Task directions -
Only lines holding the string "Divine" are wanted; copy each one from the material.

Recorded information -
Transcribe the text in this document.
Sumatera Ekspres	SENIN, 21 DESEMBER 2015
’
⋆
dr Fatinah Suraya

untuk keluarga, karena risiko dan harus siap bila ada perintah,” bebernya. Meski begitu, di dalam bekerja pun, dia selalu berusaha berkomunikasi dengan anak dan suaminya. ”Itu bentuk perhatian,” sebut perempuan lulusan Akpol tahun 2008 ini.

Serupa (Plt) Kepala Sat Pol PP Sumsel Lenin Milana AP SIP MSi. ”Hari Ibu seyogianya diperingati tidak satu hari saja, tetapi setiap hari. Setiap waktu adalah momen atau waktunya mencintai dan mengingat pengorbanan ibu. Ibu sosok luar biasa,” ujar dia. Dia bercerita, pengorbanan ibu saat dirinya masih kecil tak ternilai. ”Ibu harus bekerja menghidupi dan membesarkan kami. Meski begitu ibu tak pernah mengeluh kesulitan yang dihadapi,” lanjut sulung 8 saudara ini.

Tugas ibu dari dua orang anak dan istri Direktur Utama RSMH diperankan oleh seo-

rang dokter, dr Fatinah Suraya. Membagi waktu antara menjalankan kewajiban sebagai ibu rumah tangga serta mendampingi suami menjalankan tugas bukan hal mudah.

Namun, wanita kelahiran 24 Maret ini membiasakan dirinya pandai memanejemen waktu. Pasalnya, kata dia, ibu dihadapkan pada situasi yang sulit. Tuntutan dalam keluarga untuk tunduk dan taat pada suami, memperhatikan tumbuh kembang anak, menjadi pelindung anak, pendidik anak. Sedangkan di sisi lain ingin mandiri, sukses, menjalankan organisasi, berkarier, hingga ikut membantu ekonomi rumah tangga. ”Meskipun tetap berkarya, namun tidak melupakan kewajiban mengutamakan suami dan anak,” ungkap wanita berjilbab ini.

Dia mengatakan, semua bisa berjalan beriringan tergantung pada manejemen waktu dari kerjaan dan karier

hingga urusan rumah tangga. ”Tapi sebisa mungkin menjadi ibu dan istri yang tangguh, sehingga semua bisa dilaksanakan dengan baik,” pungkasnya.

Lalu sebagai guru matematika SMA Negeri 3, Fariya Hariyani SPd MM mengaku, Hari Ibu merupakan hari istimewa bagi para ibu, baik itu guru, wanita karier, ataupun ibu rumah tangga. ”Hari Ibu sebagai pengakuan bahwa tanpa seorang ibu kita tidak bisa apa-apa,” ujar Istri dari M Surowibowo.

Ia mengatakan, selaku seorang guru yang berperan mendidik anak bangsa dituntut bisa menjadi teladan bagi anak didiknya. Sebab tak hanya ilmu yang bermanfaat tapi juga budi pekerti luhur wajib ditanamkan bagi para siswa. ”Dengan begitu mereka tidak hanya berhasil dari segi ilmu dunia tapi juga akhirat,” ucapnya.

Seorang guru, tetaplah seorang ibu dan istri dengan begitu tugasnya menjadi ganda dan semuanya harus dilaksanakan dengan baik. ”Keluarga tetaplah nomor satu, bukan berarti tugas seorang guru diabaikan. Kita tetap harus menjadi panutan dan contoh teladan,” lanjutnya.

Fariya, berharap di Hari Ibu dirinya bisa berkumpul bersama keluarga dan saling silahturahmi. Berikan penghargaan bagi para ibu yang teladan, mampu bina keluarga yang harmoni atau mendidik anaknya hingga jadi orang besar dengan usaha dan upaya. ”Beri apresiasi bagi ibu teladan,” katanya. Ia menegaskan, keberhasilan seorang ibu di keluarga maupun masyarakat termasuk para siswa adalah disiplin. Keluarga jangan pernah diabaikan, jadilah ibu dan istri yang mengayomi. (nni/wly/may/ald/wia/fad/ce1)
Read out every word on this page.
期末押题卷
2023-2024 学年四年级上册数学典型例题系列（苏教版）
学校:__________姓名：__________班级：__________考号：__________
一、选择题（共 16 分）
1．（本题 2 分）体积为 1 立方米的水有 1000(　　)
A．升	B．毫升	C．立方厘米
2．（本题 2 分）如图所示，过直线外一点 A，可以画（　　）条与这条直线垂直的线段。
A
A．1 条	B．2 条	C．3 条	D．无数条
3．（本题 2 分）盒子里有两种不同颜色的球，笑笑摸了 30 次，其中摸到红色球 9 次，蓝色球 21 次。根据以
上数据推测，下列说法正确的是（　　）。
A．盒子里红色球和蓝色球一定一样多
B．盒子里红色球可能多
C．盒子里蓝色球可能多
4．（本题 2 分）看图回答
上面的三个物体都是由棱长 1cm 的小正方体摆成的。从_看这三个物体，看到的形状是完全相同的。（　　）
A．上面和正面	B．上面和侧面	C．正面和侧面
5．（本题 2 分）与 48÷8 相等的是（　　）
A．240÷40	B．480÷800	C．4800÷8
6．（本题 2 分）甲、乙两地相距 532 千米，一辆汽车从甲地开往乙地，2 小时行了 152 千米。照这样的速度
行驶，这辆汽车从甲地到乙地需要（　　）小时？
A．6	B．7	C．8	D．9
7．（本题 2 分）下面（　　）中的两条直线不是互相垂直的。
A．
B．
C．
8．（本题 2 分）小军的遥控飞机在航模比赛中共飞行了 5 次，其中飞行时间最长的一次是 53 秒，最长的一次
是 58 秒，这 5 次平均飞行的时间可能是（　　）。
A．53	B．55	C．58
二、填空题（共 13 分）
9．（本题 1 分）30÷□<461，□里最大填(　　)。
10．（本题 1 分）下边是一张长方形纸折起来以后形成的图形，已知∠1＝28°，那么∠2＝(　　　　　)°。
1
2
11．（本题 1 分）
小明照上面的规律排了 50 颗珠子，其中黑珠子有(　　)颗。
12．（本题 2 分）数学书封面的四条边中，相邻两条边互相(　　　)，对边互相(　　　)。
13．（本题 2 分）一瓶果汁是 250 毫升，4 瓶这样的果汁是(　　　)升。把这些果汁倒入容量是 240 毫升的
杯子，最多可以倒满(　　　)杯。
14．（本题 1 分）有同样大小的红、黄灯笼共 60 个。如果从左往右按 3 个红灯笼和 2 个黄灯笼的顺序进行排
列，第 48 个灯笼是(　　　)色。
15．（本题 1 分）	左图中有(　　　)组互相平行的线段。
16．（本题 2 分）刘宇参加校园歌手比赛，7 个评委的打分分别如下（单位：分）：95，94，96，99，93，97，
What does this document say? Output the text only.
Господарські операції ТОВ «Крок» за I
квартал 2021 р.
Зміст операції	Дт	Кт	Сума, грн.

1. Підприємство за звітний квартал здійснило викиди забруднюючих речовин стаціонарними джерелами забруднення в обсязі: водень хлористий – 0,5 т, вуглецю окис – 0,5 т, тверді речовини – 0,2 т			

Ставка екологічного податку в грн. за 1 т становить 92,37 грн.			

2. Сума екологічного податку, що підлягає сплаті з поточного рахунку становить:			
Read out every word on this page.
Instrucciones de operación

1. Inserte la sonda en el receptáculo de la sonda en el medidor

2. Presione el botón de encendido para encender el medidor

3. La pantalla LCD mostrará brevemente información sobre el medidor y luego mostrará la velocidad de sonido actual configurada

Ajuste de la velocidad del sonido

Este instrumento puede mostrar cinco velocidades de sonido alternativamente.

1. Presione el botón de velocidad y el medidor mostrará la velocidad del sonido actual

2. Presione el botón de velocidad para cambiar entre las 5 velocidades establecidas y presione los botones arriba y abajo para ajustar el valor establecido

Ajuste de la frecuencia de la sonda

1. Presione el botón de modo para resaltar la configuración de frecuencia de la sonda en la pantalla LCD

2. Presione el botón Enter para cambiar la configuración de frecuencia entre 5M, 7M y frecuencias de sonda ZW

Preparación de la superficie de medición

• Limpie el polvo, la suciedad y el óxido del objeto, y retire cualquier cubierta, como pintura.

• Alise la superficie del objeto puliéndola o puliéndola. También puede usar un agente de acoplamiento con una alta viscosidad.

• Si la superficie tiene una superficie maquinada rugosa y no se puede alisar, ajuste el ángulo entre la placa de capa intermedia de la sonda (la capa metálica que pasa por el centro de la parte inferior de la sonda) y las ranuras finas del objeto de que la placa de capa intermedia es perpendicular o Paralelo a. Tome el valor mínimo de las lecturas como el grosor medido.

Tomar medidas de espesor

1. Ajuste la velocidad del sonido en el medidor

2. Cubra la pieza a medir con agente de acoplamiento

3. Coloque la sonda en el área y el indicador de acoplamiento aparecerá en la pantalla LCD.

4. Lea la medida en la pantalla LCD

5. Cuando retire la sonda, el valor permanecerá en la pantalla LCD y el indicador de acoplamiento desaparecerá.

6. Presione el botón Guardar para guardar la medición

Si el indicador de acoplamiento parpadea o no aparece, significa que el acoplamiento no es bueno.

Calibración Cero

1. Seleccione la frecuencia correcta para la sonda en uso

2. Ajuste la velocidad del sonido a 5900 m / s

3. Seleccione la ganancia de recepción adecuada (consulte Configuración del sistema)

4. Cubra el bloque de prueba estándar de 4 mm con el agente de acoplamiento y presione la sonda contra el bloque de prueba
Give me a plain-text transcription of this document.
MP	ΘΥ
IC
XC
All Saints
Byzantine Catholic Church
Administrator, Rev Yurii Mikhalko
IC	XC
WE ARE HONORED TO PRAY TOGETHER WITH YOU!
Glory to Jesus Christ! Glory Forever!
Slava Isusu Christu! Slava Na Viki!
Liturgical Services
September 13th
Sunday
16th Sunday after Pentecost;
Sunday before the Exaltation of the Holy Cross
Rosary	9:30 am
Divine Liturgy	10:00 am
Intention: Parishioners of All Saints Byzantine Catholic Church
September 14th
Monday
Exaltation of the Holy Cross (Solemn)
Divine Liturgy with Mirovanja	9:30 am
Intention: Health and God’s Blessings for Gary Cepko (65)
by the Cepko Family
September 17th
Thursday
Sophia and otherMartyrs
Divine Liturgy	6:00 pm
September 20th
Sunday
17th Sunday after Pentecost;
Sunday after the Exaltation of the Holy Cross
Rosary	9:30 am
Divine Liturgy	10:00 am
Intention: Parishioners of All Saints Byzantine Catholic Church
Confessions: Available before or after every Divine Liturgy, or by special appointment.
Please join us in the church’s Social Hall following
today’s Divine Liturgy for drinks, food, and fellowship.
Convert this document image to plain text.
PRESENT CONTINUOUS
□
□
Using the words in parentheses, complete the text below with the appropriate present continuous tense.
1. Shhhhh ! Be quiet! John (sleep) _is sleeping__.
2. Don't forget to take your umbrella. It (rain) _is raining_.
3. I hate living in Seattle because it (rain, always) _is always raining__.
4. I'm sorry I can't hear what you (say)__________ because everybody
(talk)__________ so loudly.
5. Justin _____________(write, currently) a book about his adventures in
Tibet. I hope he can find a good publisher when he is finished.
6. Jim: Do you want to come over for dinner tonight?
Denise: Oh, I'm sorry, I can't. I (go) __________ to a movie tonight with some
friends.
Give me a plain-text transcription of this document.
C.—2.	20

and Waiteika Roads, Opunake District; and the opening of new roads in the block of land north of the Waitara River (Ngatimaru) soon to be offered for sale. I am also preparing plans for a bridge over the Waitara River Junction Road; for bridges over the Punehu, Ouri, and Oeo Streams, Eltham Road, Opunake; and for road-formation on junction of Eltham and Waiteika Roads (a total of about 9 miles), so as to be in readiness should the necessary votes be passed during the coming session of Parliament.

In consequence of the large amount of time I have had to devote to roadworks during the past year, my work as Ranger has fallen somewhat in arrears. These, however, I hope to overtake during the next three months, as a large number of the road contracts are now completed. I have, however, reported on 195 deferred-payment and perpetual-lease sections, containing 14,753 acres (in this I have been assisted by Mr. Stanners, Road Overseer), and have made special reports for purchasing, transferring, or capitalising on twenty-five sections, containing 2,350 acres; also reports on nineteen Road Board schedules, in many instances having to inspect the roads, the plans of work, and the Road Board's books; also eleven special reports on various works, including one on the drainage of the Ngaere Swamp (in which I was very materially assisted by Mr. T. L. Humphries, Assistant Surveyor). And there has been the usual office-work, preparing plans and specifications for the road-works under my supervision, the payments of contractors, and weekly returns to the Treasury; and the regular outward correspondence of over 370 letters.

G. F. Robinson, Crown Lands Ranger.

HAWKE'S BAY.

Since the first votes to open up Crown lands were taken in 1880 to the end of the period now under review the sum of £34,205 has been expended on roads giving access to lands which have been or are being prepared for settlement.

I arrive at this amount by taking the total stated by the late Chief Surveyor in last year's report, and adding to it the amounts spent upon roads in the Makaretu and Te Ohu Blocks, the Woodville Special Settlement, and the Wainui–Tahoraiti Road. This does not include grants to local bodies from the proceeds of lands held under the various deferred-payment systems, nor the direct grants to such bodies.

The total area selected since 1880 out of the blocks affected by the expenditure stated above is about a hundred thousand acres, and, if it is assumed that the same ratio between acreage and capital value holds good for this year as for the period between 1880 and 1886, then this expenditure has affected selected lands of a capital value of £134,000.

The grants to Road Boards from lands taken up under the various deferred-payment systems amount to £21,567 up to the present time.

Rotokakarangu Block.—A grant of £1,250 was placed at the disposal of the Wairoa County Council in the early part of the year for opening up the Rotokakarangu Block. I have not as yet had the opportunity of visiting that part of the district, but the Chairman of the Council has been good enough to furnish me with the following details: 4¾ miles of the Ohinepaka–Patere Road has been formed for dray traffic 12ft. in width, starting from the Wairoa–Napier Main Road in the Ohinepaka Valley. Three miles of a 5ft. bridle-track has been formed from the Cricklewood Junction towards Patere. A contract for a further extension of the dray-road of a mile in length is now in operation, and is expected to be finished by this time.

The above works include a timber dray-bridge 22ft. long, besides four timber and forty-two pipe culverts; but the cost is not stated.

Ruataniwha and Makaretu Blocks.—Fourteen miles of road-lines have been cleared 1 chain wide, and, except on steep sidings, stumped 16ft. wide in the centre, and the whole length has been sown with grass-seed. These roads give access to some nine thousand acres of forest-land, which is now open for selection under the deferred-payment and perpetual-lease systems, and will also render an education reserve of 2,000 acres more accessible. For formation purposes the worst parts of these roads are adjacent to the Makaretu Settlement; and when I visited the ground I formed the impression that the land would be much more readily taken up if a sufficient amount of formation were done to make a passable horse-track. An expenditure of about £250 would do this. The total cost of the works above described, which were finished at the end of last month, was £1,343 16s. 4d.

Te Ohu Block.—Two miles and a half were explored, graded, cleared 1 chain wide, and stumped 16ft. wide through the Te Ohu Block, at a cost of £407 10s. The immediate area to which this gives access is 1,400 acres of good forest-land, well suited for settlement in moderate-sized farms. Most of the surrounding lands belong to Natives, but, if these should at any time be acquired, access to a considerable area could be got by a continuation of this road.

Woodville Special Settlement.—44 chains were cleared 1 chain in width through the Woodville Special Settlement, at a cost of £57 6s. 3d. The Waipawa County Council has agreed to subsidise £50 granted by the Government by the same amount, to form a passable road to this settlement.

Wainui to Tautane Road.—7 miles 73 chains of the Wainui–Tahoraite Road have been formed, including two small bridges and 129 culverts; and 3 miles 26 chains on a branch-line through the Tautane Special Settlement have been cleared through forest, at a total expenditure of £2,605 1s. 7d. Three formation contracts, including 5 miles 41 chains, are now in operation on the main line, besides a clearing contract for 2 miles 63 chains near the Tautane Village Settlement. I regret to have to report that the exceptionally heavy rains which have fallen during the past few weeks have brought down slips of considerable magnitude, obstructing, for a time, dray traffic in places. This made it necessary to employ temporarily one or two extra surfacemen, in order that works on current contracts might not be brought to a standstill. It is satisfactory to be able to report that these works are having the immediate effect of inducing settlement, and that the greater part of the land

Completed task -
Divine Liturgy	10:00 am
Divine Liturgy with Mirovanja	9:30 am
Divine Liturgy	6:00 pm
Divine Liturgy	10:00 am
Confessions: Available before or after every Divine Liturgy, or by special appointment.
today’s Divine Liturgy for drinks, food, and fellowship.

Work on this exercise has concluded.